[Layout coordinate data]

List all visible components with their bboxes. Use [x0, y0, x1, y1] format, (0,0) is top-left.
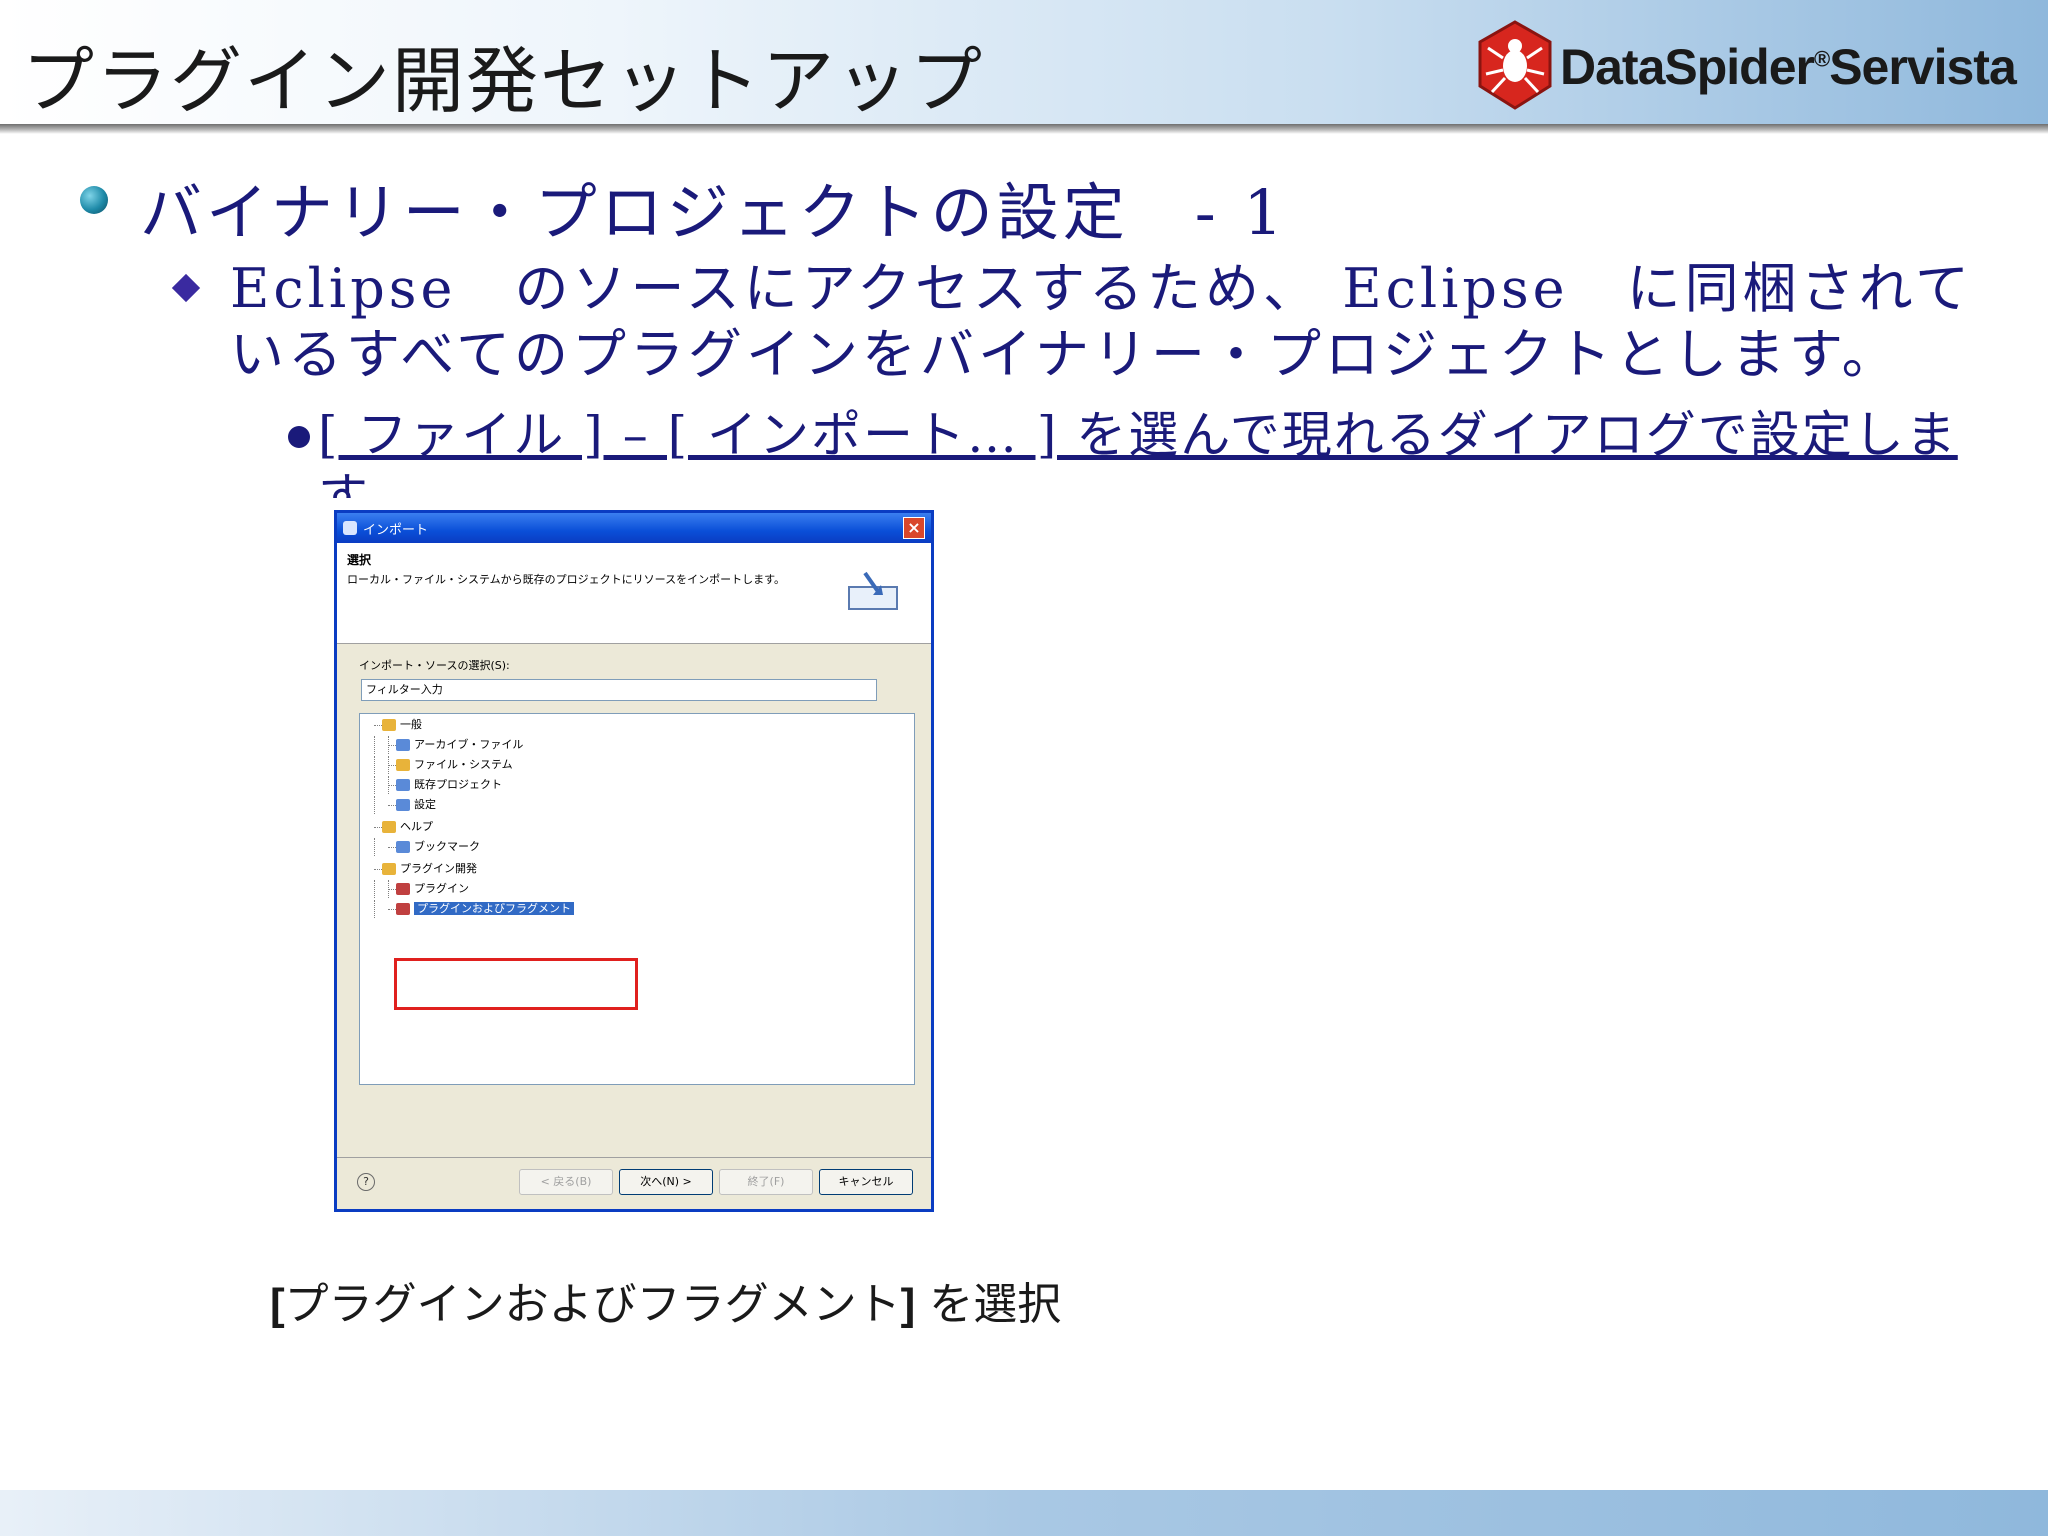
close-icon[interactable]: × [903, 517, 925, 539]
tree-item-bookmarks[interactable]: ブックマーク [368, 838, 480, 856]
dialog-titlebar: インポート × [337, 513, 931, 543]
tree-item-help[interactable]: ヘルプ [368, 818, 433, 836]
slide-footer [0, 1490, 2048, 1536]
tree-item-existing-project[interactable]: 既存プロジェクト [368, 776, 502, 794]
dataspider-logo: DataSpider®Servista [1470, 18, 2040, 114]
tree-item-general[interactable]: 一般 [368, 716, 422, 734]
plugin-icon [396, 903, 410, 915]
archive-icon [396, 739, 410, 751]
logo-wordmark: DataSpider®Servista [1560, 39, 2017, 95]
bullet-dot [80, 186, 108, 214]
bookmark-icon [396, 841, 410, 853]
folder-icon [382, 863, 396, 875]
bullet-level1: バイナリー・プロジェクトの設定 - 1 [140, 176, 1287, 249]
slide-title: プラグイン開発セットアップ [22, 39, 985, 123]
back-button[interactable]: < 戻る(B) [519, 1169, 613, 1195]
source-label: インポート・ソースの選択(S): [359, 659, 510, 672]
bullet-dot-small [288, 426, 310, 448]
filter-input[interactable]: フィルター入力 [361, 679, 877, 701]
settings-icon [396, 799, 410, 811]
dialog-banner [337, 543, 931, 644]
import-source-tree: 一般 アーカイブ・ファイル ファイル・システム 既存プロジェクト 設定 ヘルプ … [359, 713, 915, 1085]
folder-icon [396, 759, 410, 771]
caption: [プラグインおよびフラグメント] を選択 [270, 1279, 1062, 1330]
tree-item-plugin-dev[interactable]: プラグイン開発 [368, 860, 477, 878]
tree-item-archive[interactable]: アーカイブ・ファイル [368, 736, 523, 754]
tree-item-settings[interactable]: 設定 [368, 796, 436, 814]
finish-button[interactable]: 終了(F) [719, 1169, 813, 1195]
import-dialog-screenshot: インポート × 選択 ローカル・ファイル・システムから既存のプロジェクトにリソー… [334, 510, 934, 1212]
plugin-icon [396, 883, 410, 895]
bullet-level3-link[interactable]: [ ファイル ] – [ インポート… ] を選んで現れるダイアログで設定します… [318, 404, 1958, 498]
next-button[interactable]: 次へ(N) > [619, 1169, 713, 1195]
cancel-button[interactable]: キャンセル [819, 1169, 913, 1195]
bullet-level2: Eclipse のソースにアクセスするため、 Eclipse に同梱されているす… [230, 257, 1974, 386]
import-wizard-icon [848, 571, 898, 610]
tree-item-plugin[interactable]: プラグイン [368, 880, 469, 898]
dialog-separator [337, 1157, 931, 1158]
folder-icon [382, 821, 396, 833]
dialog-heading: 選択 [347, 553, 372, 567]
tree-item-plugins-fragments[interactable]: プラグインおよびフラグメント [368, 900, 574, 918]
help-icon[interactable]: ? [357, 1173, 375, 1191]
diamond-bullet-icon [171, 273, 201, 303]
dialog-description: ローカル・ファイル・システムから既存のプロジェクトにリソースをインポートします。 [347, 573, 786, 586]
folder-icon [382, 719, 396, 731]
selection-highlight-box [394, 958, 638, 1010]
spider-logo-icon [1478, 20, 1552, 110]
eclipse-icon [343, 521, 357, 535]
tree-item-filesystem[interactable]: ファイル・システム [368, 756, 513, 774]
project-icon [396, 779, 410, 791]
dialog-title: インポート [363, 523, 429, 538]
---
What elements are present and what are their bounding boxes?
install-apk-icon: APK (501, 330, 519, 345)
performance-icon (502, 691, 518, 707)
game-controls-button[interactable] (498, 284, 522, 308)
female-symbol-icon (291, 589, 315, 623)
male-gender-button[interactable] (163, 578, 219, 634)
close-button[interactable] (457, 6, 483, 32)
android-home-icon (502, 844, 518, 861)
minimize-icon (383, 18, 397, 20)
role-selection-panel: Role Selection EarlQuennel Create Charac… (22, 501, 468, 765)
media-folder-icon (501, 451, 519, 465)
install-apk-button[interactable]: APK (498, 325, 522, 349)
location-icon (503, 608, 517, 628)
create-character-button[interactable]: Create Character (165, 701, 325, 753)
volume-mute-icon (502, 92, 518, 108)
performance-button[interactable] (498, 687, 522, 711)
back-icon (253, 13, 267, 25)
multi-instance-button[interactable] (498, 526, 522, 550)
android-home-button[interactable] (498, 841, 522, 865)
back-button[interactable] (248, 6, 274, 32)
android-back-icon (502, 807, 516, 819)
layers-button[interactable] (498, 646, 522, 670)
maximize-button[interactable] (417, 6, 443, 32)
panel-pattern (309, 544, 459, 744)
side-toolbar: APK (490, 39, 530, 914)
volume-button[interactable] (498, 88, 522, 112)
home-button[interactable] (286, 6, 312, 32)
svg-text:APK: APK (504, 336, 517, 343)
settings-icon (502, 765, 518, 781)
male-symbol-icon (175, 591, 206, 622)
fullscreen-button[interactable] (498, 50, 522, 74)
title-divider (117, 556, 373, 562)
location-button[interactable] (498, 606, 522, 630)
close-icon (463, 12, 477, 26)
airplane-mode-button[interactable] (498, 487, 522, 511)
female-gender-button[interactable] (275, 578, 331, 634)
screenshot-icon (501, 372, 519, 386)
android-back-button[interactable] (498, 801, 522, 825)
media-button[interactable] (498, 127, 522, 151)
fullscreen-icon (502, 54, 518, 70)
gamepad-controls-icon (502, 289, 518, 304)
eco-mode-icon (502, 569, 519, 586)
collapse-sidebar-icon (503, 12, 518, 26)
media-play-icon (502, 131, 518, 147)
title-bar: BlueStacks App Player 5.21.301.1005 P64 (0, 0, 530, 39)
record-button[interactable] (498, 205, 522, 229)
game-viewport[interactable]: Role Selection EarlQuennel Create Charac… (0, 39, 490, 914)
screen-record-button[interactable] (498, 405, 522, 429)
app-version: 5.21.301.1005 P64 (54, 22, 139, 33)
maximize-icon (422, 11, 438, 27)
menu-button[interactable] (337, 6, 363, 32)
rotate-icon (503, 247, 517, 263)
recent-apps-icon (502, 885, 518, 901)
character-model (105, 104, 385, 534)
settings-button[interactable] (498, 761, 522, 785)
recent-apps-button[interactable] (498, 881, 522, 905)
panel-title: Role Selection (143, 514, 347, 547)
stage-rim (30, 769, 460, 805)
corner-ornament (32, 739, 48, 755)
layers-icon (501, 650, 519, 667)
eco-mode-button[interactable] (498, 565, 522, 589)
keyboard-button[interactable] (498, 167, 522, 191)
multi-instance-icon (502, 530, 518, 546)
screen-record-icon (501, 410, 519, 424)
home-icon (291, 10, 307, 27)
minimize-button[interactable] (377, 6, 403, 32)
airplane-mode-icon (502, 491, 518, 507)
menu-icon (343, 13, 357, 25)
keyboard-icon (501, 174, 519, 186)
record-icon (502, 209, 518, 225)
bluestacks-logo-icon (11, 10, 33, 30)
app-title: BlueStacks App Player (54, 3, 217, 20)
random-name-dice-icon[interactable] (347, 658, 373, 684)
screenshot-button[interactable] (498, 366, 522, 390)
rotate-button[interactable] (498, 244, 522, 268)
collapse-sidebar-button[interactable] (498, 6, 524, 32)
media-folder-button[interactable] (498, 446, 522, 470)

What to do
Please reproduce the lines of the listing from the line with "What elements are" through the line with "volume-button[interactable] (498, 88, 522, 112)", both included, exactly as they appear.

Output of the task
What elements are present and what are their bounding boxes?
install-apk-icon: APK (501, 330, 519, 345)
performance-icon (502, 691, 518, 707)
game-controls-button[interactable] (498, 284, 522, 308)
female-symbol-icon (291, 589, 315, 623)
male-gender-button[interactable] (163, 578, 219, 634)
close-button[interactable] (457, 6, 483, 32)
android-home-icon (502, 844, 518, 861)
minimize-icon (383, 18, 397, 20)
role-selection-panel: Role Selection EarlQuennel Create Charac… (22, 501, 468, 765)
media-folder-icon (501, 451, 519, 465)
install-apk-button[interactable]: APK (498, 325, 522, 349)
location-icon (503, 608, 517, 628)
create-character-button[interactable]: Create Character (165, 701, 325, 753)
volume-mute-icon (502, 92, 518, 108)
performance-button[interactable] (498, 687, 522, 711)
back-icon (253, 13, 267, 25)
multi-instance-button[interactable] (498, 526, 522, 550)
android-home-button[interactable] (498, 841, 522, 865)
back-button[interactable] (248, 6, 274, 32)
android-back-icon (502, 807, 516, 819)
layers-button[interactable] (498, 646, 522, 670)
maximize-button[interactable] (417, 6, 443, 32)
panel-pattern (309, 544, 459, 744)
side-toolbar: APK (490, 39, 530, 914)
volume-button[interactable] (498, 88, 522, 112)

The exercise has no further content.